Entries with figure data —
START
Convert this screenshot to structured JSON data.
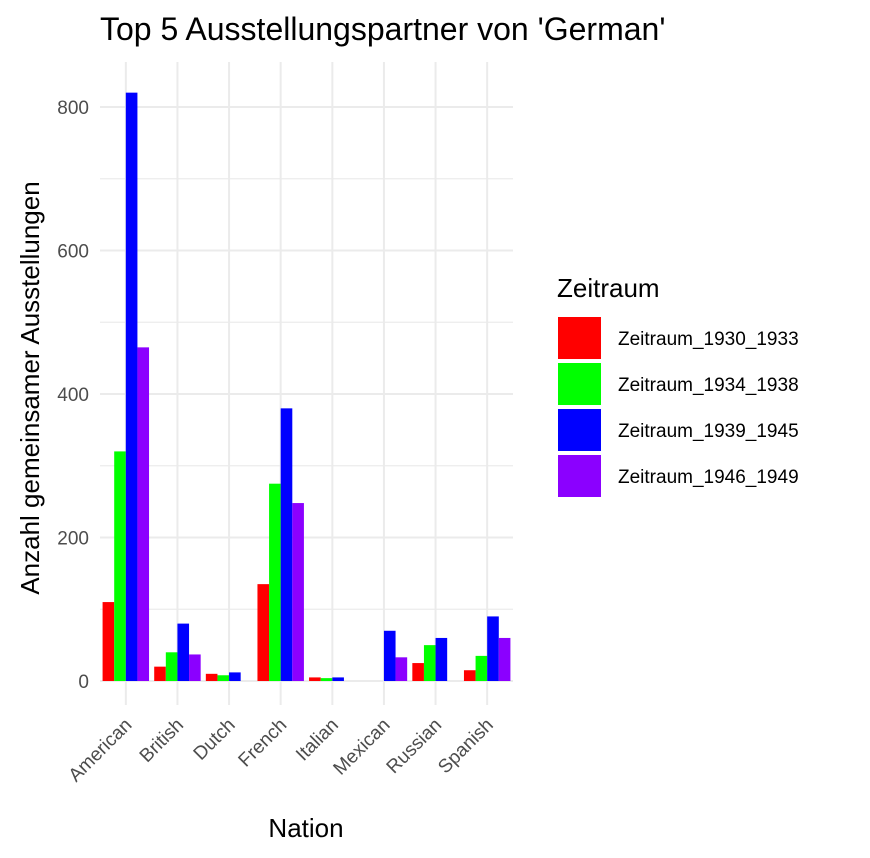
{
  "chart_data": {
    "type": "bar",
    "title": "Top 5 Ausstellungspartner von 'German'",
    "xlabel": "Nation",
    "ylabel": "Anzahl gemeinsamer Ausstellungen",
    "categories": [
      "American",
      "British",
      "Dutch",
      "French",
      "Italian",
      "Mexican",
      "Russian",
      "Spanish"
    ],
    "ylim": [
      0,
      860
    ],
    "yticks": [
      0,
      200,
      400,
      600,
      800
    ],
    "grid": true,
    "legend": {
      "title": "Zeitraum",
      "position": "right"
    },
    "series": [
      {
        "name": "Zeitraum_1930_1933",
        "color": "#ff0000",
        "values": [
          110,
          20,
          10,
          135,
          5,
          null,
          25,
          15
        ]
      },
      {
        "name": "Zeitraum_1934_1938",
        "color": "#00ff00",
        "values": [
          320,
          40,
          8,
          275,
          4,
          null,
          50,
          35
        ]
      },
      {
        "name": "Zeitraum_1939_1945",
        "color": "#0000ff",
        "values": [
          820,
          80,
          12,
          380,
          5,
          70,
          60,
          90
        ]
      },
      {
        "name": "Zeitraum_1946_1949",
        "color": "#8b00ff",
        "values": [
          465,
          37,
          null,
          248,
          null,
          33,
          null,
          60
        ]
      }
    ]
  }
}
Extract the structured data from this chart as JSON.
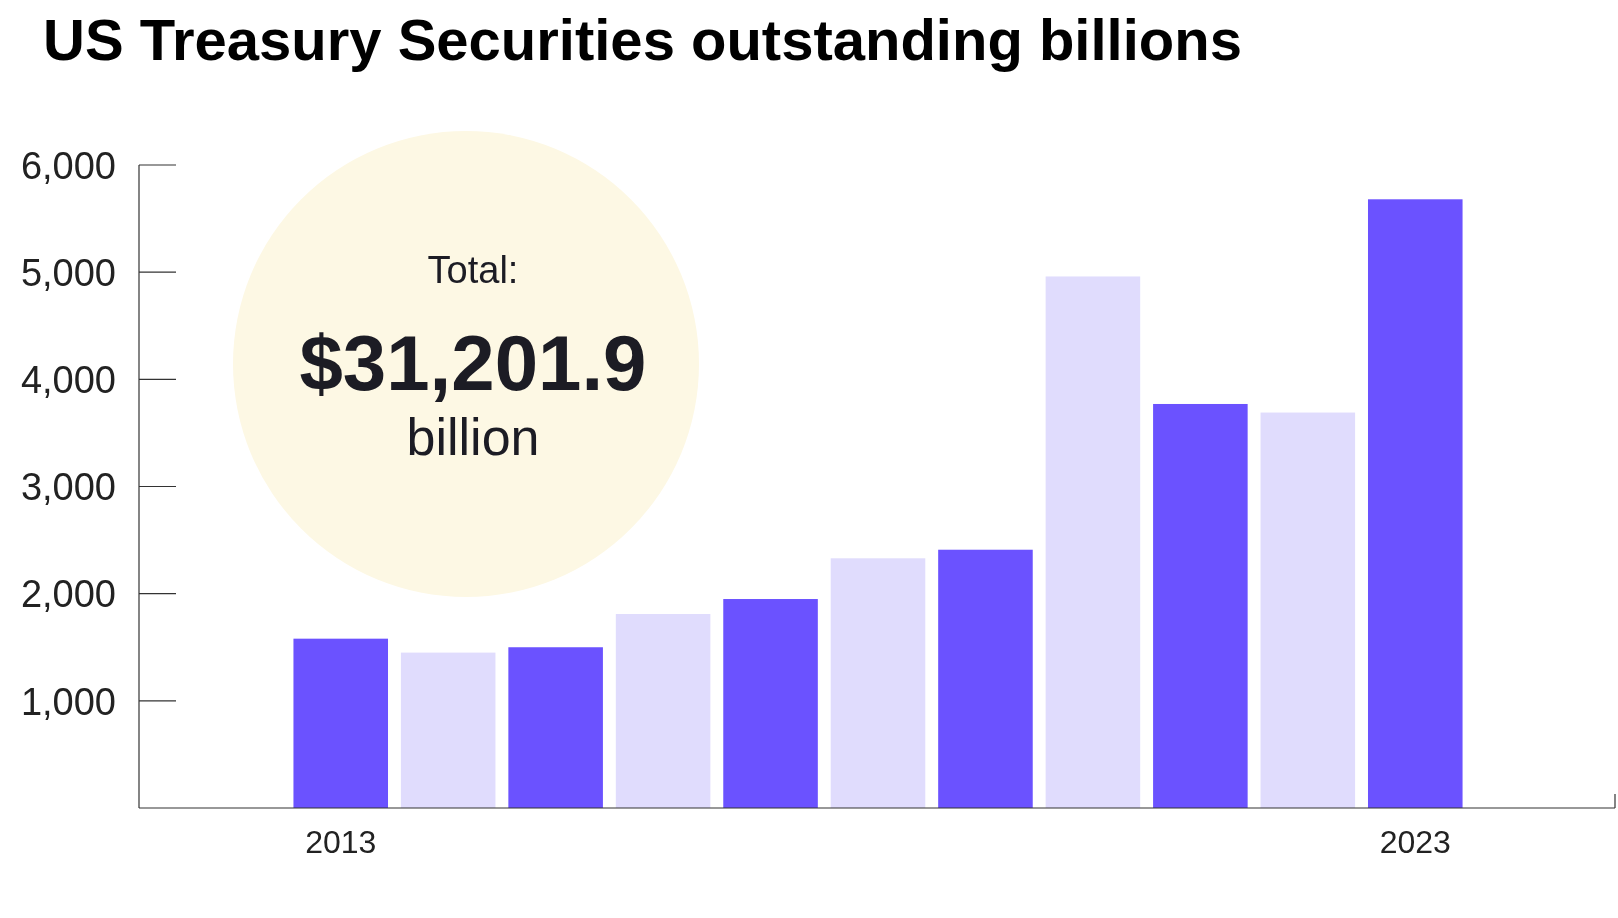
{
  "chart_data": {
    "type": "bar",
    "title": "US Treasury Securities outstanding billions",
    "categories": [
      "2013",
      null,
      null,
      null,
      null,
      null,
      null,
      null,
      null,
      null,
      "2023"
    ],
    "values": [
      1580,
      1450,
      1500,
      1810,
      1950,
      2330,
      2410,
      4960,
      3770,
      3690,
      5680
    ],
    "colors": [
      "#6b52ff",
      "#e0dcfd",
      "#6b52ff",
      "#e0dcfd",
      "#6b52ff",
      "#e0dcfd",
      "#6b52ff",
      "#e0dcfd",
      "#6b52ff",
      "#e0dcfd",
      "#6b52ff"
    ],
    "ylim": [
      0,
      6000
    ],
    "yticks": [
      {
        "value": 1000,
        "label": "1,000"
      },
      {
        "value": 2000,
        "label": "2,000"
      },
      {
        "value": 3000,
        "label": "3,000"
      },
      {
        "value": 4000,
        "label": "4,000"
      },
      {
        "value": 5000,
        "label": "5,000"
      },
      {
        "value": 6000,
        "label": "6,000"
      }
    ],
    "annotations": [
      "Total:",
      "$31,201.9",
      "billion"
    ],
    "grid": false
  }
}
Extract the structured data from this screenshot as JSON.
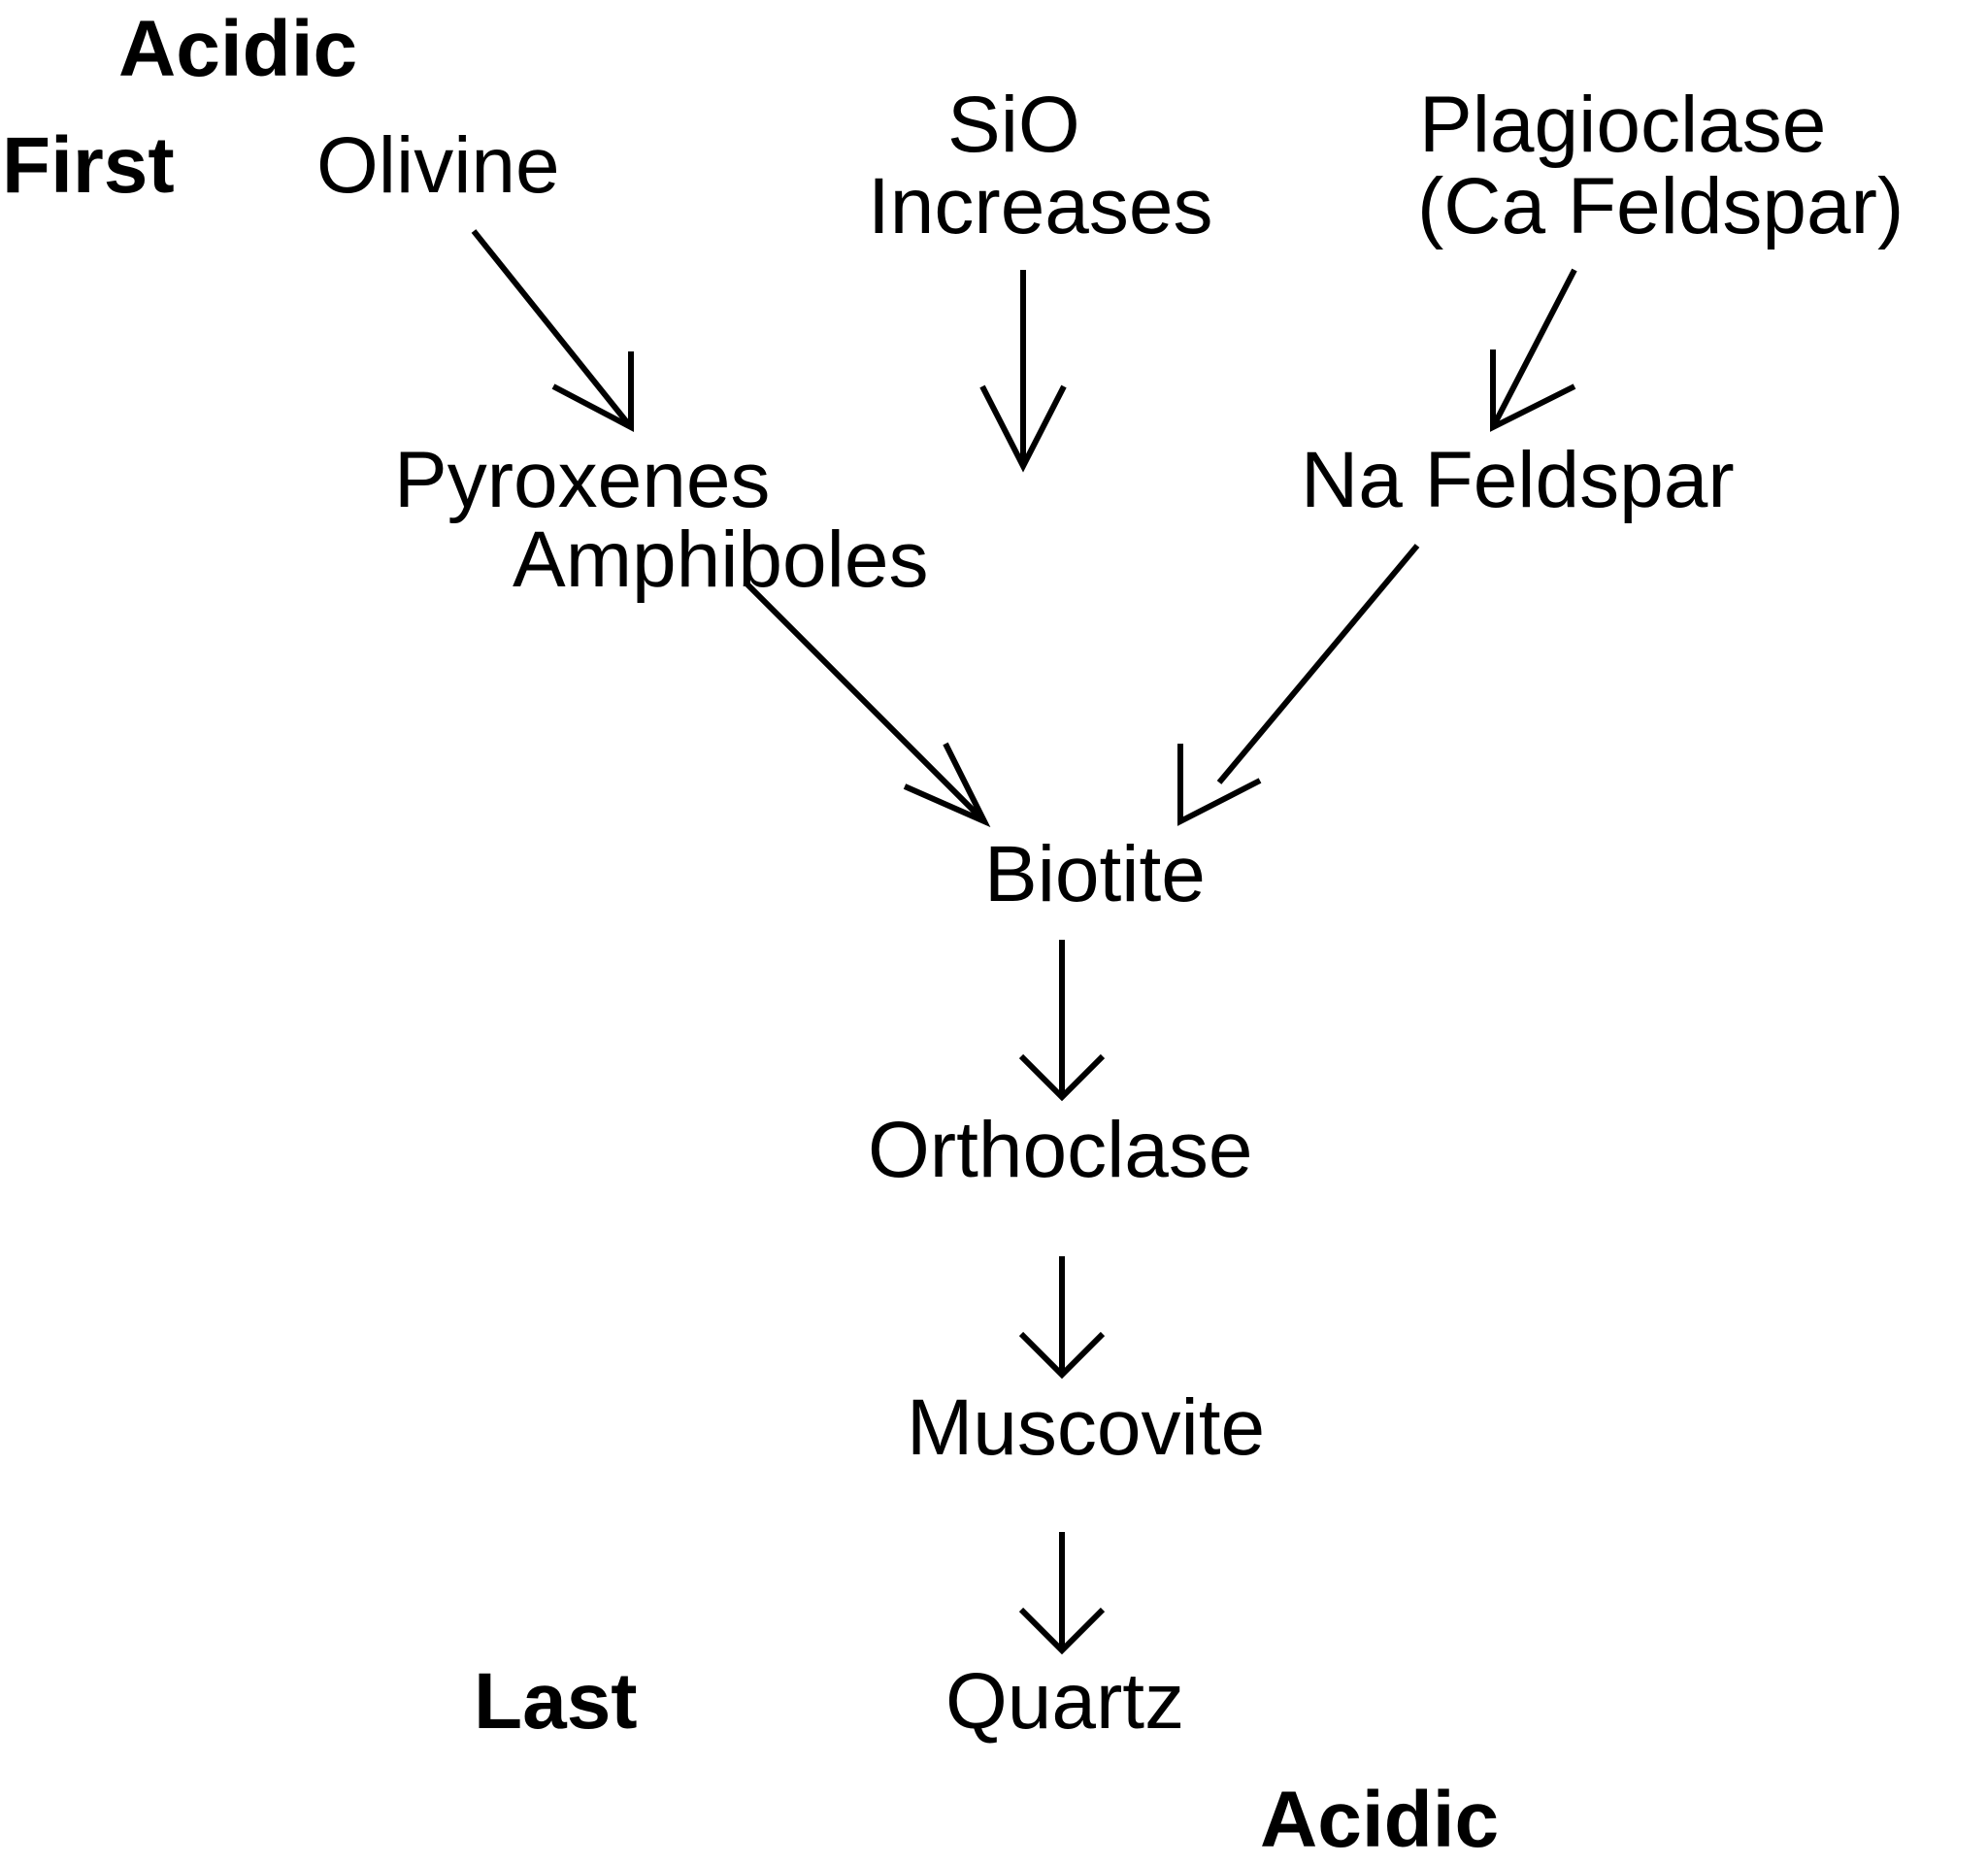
{
  "labels": {
    "acidic_top": "Acidic",
    "first": "First",
    "olivine": "Olivine",
    "sio_line1": "SiO",
    "sio_line2": "Increases",
    "plagioclase_line1": "Plagioclase",
    "plagioclase_line2": "(Ca Feldspar)",
    "pyroxenes": "Pyroxenes",
    "amphiboles": "Amphiboles",
    "na_feldspar": "Na Feldspar",
    "biotite": "Biotite",
    "orthoclase": "Orthoclase",
    "muscovite": "Muscovite",
    "last": "Last",
    "quartz": "Quartz",
    "acidic_bottom": "Acidic"
  },
  "colors": {
    "ink": "#000000",
    "background": "#ffffff"
  }
}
END
What is expected — Report each line in the data that holds the word "JSON".

Solution to the exercise —
Convert this screenshot to structured JSON data.
Extract the structured data from this chart as JSON.
Extract the structured data from this screenshot as JSON.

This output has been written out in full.